■ WHAT THE TASK REQUIRES: Make an exact copy of the listing below.

Stored items from a collection
──────────────────────────────
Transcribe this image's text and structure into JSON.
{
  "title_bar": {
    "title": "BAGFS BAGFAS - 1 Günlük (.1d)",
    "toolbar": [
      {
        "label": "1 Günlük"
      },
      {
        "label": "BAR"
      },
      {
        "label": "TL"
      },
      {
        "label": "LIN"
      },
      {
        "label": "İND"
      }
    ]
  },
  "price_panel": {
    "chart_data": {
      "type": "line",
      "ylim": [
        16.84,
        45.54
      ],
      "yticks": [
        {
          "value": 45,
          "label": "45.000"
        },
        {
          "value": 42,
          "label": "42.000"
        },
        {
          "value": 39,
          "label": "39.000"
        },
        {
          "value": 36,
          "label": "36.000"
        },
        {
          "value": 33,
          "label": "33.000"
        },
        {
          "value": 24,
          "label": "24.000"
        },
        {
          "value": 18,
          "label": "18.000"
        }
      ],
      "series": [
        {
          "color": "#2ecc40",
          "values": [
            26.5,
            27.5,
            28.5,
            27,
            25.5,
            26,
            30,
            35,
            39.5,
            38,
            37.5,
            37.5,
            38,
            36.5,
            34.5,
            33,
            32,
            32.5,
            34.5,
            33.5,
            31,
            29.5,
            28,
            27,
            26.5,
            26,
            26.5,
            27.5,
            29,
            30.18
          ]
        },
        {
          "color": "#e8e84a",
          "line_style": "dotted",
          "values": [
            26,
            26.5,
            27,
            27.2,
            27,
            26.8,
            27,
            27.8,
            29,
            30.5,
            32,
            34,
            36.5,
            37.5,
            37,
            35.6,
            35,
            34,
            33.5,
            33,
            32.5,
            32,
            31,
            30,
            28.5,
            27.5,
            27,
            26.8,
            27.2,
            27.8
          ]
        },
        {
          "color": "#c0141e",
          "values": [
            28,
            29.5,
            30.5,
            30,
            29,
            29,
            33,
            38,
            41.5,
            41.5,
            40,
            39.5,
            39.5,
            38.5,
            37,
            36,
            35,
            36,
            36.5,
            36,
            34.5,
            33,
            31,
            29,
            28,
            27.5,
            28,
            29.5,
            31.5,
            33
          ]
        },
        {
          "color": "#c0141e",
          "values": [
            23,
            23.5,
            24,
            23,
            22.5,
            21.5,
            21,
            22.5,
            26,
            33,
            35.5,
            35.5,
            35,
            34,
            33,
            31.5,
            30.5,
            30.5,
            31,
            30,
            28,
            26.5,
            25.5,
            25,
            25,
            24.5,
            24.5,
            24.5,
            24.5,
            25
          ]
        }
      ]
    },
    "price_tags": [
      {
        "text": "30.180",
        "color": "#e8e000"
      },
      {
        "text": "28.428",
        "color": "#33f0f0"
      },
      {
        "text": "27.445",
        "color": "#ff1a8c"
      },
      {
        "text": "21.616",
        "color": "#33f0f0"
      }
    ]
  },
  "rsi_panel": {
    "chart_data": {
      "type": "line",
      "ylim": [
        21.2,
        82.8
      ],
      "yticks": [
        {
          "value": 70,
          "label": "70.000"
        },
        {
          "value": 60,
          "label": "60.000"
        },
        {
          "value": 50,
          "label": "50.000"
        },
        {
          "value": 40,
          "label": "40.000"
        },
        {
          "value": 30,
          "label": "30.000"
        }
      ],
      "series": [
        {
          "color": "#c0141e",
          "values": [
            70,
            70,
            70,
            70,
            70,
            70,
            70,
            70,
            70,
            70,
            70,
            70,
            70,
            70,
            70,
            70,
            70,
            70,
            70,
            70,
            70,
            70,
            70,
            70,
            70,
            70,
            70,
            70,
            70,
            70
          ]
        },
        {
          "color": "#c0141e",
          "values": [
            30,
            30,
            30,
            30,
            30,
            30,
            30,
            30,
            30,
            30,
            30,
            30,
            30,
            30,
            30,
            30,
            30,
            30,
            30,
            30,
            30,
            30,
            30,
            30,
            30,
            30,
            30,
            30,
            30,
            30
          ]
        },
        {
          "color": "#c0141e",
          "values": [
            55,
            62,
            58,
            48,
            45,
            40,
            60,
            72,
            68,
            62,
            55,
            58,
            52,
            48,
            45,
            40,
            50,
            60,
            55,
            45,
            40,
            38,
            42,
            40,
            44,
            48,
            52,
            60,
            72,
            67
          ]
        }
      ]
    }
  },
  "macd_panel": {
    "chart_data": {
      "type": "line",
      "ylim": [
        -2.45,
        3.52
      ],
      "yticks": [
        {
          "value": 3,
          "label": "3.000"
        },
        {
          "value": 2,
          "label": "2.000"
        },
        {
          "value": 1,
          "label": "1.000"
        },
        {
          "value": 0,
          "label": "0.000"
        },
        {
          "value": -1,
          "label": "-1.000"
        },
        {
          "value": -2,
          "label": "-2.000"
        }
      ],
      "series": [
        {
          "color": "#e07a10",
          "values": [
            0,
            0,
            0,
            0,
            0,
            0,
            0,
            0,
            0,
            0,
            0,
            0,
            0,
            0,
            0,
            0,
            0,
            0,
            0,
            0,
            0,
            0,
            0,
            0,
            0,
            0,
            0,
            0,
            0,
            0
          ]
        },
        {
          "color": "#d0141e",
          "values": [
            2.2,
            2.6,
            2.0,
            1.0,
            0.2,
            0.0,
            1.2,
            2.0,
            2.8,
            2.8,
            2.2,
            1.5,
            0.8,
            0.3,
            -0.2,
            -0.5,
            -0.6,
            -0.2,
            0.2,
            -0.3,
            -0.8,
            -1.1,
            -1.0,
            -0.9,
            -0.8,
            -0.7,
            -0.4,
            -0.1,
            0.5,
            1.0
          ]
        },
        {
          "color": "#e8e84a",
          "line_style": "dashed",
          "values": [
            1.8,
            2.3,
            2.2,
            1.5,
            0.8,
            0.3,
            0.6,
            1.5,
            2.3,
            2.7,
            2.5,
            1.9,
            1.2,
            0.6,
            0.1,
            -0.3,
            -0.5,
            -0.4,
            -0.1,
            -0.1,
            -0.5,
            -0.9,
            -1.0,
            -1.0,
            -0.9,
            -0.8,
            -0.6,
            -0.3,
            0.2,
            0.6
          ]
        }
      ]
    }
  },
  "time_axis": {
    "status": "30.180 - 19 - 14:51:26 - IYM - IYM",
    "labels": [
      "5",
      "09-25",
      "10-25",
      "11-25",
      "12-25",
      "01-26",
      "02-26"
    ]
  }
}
──────────────────────────────
■ ANSWER TO THIS TASK:
Transcribe this image's text and structure into JSON.
{
  "title_bar": {
    "title": "BAGFS BAGFAS - 1 Günlük (.1d)",
    "toolbar": [
      {
        "label": "1 Günlük"
      },
      {
        "label": "BAR"
      },
      {
        "label": "TL"
      },
      {
        "label": "LIN"
      },
      {
        "label": "İND"
      }
    ]
  },
  "price_panel": {
    "chart_data": {
      "type": "line",
      "ylim": [
        16.84,
        45.54
      ],
      "yticks": [
        {
          "value": 45,
          "label": "45.000"
        },
        {
          "value": 42,
          "label": "42.000"
        },
        {
          "value": 39,
          "label": "39.000"
        },
        {
          "value": 36,
          "label": "36.000"
        },
        {
          "value": 33,
          "label": "33.000"
        },
        {
          "value": 24,
          "label": "24.000"
        },
        {
          "value": 18,
          "label": "18.000"
        }
      ],
      "series": [
        {
          "color": "#2ecc40",
          "values": [
            26.5,
            27.5,
            28.5,
            27,
            25.5,
            26,
            30,
            35,
            39.5,
            38,
            37.5,
            37.5,
            38,
            36.5,
            34.5,
            33,
            32,
            32.5,
            34.5,
            33.5,
            31,
            29.5,
            28,
            27,
            26.5,
            26,
            26.5,
            27.5,
            29,
            30.18
          ]
        },
        {
          "color": "#e8e84a",
          "line_style": "dotted",
          "values": [
            26,
            26.5,
            27,
            27.2,
            27,
            26.8,
            27,
            27.8,
            29,
            30.5,
            32,
            34,
            36.5,
            37.5,
            37,
            35.6,
            35,
            34,
            33.5,
            33,
            32.5,
            32,
            31,
            30,
            28.5,
            27.5,
            27,
            26.8,
            27.2,
            27.8
          ]
        },
        {
          "color": "#c0141e",
          "values": [
            28,
            29.5,
            30.5,
            30,
            29,
            29,
            33,
            38,
            41.5,
            41.5,
            40,
            39.5,
            39.5,
            38.5,
            37,
            36,
            35,
            36,
            36.5,
            36,
            34.5,
            33,
            31,
            29,
            28,
            27.5,
            28,
            29.5,
            31.5,
            33
          ]
        },
        {
          "color": "#c0141e",
          "values": [
            23,
            23.5,
            24,
            23,
            22.5,
            21.5,
            21,
            22.5,
            26,
            33,
            35.5,
            35.5,
            35,
            34,
            33,
            31.5,
            30.5,
            30.5,
            31,
            30,
            28,
            26.5,
            25.5,
            25,
            25,
            24.5,
            24.5,
            24.5,
            24.5,
            25
          ]
        }
      ]
    },
    "price_tags": [
      {
        "text": "30.180",
        "color": "#e8e000"
      },
      {
        "text": "28.428",
        "color": "#33f0f0"
      },
      {
        "text": "27.445",
        "color": "#ff1a8c"
      },
      {
        "text": "21.616",
        "color": "#33f0f0"
      }
    ]
  },
  "rsi_panel": {
    "chart_data": {
      "type": "line",
      "ylim": [
        21.2,
        82.8
      ],
      "yticks": [
        {
          "value": 70,
          "label": "70.000"
        },
        {
          "value": 60,
          "label": "60.000"
        },
        {
          "value": 50,
          "label": "50.000"
        },
        {
          "value": 40,
          "label": "40.000"
        },
        {
          "value": 30,
          "label": "30.000"
        }
      ],
      "series": [
        {
          "color": "#c0141e",
          "values": [
            70,
            70,
            70,
            70,
            70,
            70,
            70,
            70,
            70,
            70,
            70,
            70,
            70,
            70,
            70,
            70,
            70,
            70,
            70,
            70,
            70,
            70,
            70,
            70,
            70,
            70,
            70,
            70,
            70,
            70
          ]
        },
        {
          "color": "#c0141e",
          "values": [
            30,
            30,
            30,
            30,
            30,
            30,
            30,
            30,
            30,
            30,
            30,
            30,
            30,
            30,
            30,
            30,
            30,
            30,
            30,
            30,
            30,
            30,
            30,
            30,
            30,
            30,
            30,
            30,
            30,
            30
          ]
        },
        {
          "color": "#c0141e",
          "values": [
            55,
            62,
            58,
            48,
            45,
            40,
            60,
            72,
            68,
            62,
            55,
            58,
            52,
            48,
            45,
            40,
            50,
            60,
            55,
            45,
            40,
            38,
            42,
            40,
            44,
            48,
            52,
            60,
            72,
            67
          ]
        }
      ]
    }
  },
  "macd_panel": {
    "chart_data": {
      "type": "line",
      "ylim": [
        -2.45,
        3.52
      ],
      "yticks": [
        {
          "value": 3,
          "label": "3.000"
        },
        {
          "value": 2,
          "label": "2.000"
        },
        {
          "value": 1,
          "label": "1.000"
        },
        {
          "value": 0,
          "label": "0.000"
        },
        {
          "value": -1,
          "label": "-1.000"
        },
        {
          "value": -2,
          "label": "-2.000"
        }
      ],
      "series": [
        {
          "color": "#e07a10",
          "values": [
            0,
            0,
            0,
            0,
            0,
            0,
            0,
            0,
            0,
            0,
            0,
            0,
            0,
            0,
            0,
            0,
            0,
            0,
            0,
            0,
            0,
            0,
            0,
            0,
            0,
            0,
            0,
            0,
            0,
            0
          ]
        },
        {
          "color": "#d0141e",
          "values": [
            2.2,
            2.6,
            2.0,
            1.0,
            0.2,
            0.0,
            1.2,
            2.0,
            2.8,
            2.8,
            2.2,
            1.5,
            0.8,
            0.3,
            -0.2,
            -0.5,
            -0.6,
            -0.2,
            0.2,
            -0.3,
            -0.8,
            -1.1,
            -1.0,
            -0.9,
            -0.8,
            -0.7,
            -0.4,
            -0.1,
            0.5,
            1.0
          ]
        },
        {
          "color": "#e8e84a",
          "line_style": "dashed",
          "values": [
            1.8,
            2.3,
            2.2,
            1.5,
            0.8,
            0.3,
            0.6,
            1.5,
            2.3,
            2.7,
            2.5,
            1.9,
            1.2,
            0.6,
            0.1,
            -0.3,
            -0.5,
            -0.4,
            -0.1,
            -0.1,
            -0.5,
            -0.9,
            -1.0,
            -1.0,
            -0.9,
            -0.8,
            -0.6,
            -0.3,
            0.2,
            0.6
          ]
        }
      ]
    }
  },
  "time_axis": {
    "status": "30.180 - 19 - 14:51:26 - IYM - IYM",
    "labels": [
      "5",
      "09-25",
      "10-25",
      "11-25",
      "12-25",
      "01-26",
      "02-26"
    ]
  }
}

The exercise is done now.